DATASET RECORDS.
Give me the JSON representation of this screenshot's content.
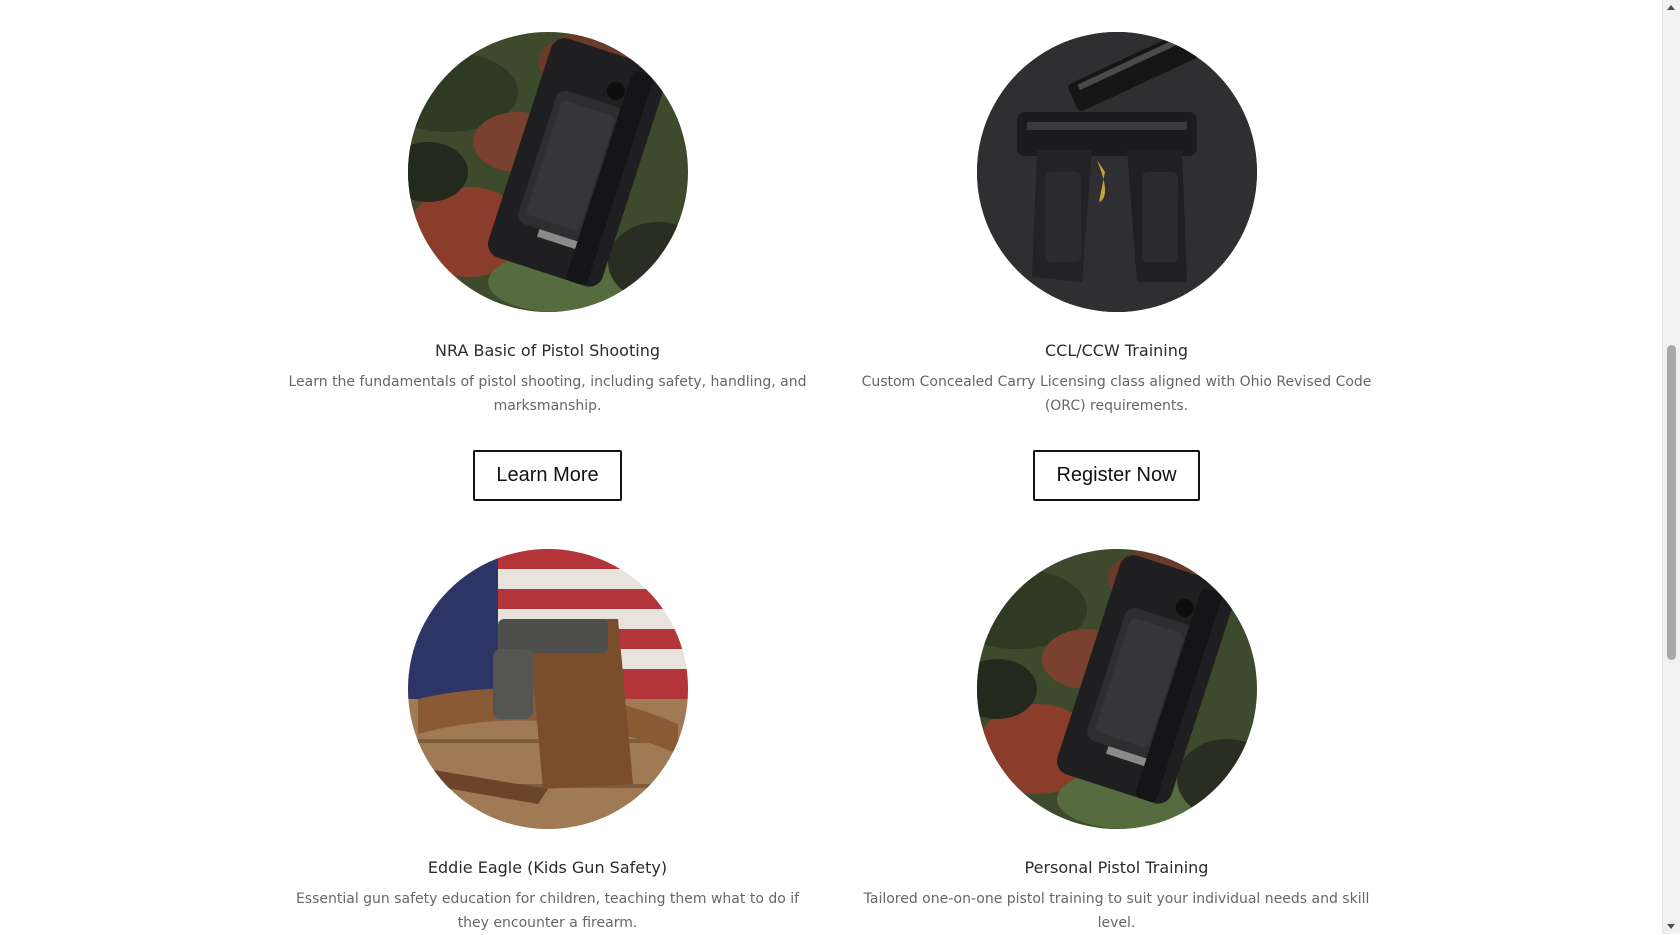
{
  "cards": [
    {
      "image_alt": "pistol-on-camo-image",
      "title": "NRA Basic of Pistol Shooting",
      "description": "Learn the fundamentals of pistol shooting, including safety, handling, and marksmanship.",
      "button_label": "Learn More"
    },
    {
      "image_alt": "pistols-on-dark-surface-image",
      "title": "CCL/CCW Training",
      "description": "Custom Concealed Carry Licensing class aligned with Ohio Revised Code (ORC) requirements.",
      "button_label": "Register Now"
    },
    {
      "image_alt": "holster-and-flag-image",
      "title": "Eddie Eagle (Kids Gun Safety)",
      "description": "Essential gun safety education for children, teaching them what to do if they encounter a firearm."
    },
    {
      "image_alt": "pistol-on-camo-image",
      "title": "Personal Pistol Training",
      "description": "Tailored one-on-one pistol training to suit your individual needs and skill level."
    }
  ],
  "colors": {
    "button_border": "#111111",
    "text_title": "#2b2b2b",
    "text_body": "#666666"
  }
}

--

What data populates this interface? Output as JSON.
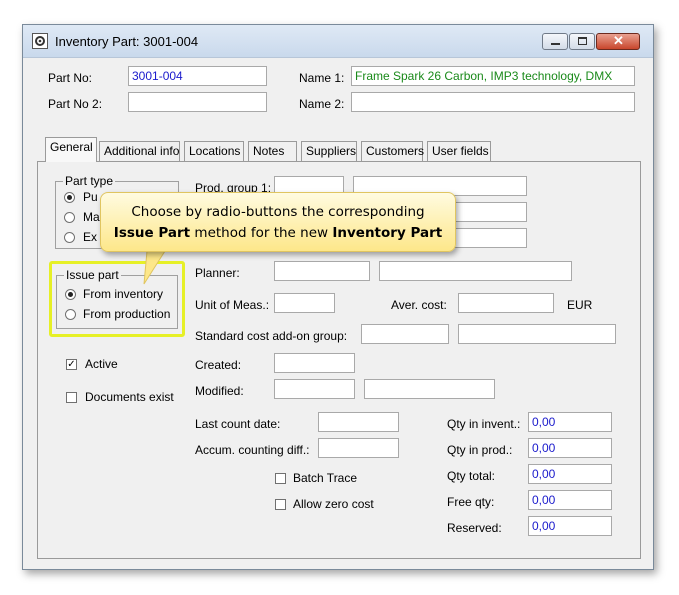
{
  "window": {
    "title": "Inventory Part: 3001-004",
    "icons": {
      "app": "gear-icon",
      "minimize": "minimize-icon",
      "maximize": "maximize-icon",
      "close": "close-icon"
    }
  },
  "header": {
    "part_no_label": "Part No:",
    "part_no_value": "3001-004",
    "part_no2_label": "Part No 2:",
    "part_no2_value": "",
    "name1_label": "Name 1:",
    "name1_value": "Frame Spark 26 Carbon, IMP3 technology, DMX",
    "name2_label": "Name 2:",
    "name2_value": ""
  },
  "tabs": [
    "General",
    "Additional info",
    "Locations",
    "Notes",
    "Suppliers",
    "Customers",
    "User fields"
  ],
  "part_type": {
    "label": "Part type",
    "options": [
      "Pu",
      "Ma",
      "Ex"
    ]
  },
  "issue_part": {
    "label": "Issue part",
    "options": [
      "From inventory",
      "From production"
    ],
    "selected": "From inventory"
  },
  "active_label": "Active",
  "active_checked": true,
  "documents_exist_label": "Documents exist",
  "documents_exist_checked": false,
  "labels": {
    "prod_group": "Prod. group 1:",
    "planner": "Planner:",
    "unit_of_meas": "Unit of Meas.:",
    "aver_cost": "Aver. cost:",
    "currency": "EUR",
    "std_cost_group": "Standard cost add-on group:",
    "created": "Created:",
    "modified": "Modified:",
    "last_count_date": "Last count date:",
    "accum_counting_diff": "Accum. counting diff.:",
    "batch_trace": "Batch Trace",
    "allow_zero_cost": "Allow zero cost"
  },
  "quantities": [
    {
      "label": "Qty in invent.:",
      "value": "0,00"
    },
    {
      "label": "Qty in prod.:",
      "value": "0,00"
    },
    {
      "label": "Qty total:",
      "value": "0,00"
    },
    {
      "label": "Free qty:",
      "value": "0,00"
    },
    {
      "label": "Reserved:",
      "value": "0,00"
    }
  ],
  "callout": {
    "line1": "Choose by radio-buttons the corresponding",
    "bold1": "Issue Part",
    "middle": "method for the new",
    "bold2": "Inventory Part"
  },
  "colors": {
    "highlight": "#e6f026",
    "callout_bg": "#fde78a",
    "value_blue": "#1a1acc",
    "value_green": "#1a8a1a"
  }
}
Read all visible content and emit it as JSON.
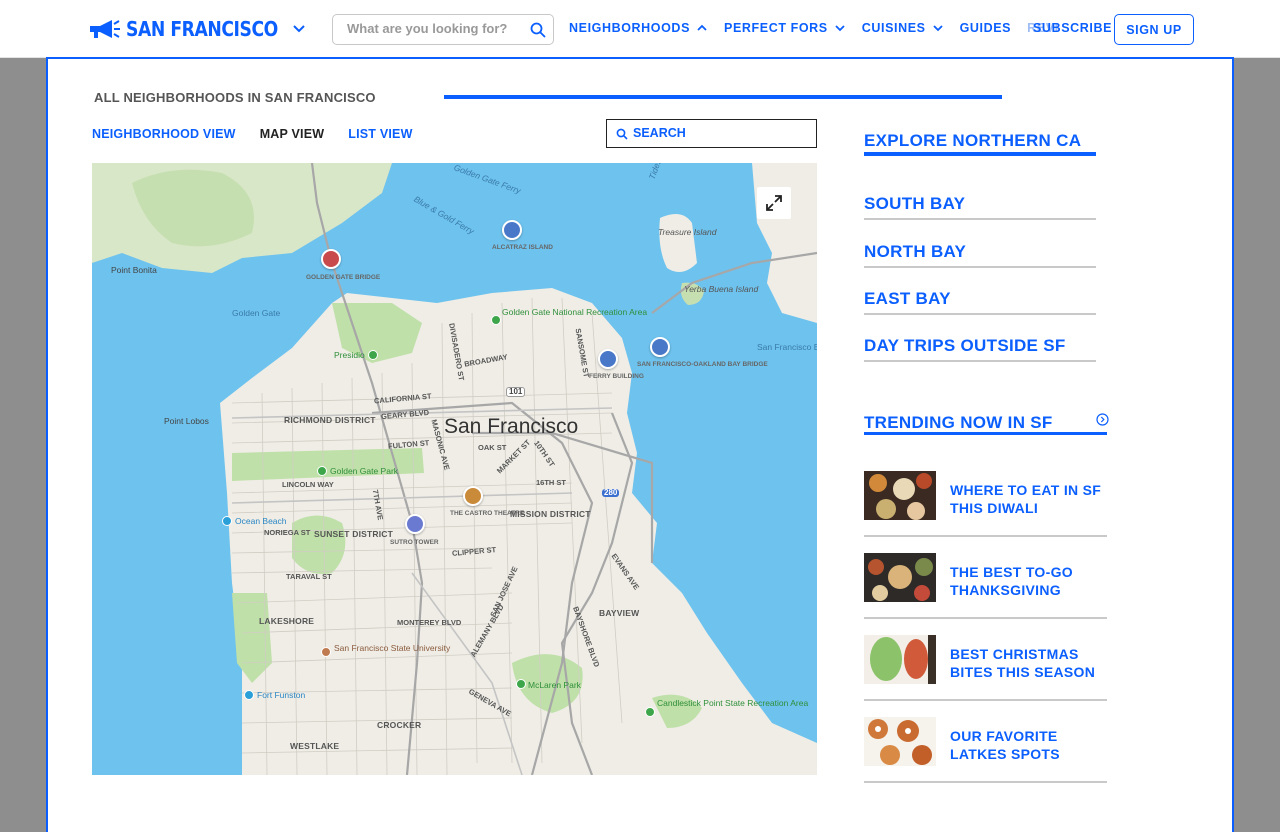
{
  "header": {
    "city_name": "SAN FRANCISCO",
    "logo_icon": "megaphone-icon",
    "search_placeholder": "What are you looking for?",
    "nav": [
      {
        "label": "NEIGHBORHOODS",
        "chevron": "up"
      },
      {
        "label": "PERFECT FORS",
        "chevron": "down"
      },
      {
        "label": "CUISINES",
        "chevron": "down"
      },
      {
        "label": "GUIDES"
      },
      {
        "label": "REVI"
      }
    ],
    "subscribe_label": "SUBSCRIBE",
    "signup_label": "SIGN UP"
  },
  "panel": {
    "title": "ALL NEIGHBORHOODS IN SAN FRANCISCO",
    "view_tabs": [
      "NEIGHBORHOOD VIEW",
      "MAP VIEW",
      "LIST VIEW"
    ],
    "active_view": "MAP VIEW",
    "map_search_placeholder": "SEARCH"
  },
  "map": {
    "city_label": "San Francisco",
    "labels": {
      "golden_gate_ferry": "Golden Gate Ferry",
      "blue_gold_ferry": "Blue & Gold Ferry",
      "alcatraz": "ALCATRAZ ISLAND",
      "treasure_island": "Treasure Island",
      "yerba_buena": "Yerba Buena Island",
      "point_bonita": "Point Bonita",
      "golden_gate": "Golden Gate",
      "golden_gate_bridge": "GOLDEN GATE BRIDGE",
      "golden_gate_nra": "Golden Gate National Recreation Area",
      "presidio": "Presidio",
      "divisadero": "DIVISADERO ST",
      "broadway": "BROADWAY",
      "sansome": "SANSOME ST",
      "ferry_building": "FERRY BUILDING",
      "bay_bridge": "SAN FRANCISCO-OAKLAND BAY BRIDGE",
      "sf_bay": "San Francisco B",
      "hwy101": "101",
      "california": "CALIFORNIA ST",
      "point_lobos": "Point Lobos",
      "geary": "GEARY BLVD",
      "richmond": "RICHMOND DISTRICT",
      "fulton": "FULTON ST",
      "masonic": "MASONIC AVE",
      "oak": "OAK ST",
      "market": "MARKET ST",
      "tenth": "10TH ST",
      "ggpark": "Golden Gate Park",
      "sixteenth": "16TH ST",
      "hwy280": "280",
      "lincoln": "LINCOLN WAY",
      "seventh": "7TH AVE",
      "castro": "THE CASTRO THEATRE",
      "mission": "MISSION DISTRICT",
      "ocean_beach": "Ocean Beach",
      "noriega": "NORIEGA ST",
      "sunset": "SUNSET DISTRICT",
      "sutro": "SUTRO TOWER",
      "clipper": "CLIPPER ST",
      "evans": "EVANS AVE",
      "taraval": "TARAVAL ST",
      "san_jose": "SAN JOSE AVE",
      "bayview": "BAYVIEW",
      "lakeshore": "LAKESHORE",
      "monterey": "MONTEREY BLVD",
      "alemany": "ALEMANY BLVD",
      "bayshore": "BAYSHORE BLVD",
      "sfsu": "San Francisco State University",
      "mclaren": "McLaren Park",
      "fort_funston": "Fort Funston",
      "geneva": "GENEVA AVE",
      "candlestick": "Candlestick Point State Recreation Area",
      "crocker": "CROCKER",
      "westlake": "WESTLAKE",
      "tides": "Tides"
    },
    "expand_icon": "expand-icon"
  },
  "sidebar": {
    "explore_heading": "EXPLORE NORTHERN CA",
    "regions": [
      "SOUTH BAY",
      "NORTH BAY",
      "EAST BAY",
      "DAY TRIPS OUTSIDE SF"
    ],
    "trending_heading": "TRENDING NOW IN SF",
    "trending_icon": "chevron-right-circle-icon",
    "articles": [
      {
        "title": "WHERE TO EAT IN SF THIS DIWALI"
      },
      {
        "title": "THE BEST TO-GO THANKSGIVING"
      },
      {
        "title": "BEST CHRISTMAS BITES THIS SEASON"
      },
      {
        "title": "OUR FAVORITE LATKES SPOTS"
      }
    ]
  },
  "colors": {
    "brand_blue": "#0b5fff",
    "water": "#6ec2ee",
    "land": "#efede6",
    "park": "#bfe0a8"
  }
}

---

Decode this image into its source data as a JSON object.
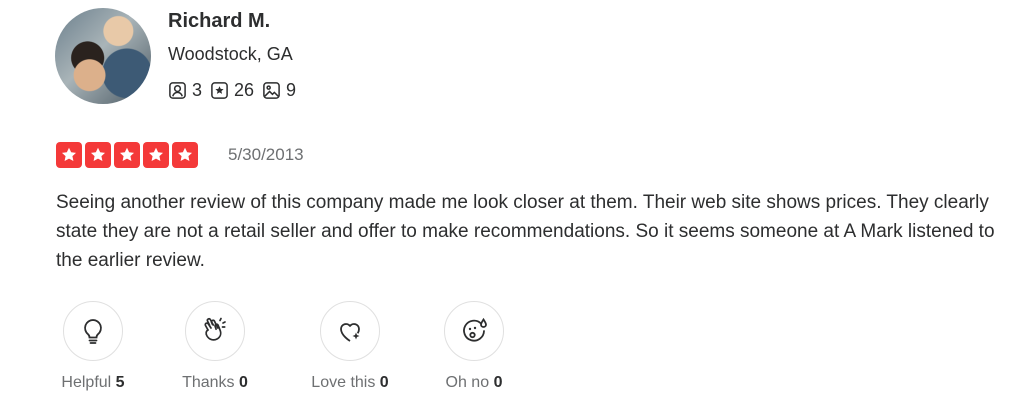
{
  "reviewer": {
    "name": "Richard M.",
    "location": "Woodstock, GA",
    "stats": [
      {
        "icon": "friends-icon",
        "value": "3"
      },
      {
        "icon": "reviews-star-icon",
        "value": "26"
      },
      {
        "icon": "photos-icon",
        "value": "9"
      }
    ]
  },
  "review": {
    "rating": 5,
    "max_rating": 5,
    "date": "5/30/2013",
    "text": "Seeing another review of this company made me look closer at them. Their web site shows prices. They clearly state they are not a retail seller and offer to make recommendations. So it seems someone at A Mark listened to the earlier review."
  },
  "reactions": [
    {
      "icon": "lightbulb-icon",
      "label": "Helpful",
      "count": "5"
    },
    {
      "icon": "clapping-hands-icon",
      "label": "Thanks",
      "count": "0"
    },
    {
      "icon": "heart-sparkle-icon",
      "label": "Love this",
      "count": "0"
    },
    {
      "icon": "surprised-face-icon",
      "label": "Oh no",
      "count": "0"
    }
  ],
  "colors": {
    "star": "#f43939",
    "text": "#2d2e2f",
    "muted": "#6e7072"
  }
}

INSTRUCTIONS TO FOLLOW. Only lines with the word "they" should be collected from the material.

RIGHT ANSWER.
      "description": "Essential gun safety education for children, teaching them what to do if they encounter a firearm."
    "text": "Seeing another review of this company made me look closer at them. Their web site shows prices. They clearly state they are not a retail seller and offer to make recommendations. So it seems someone at A Mark listened to the earlier review."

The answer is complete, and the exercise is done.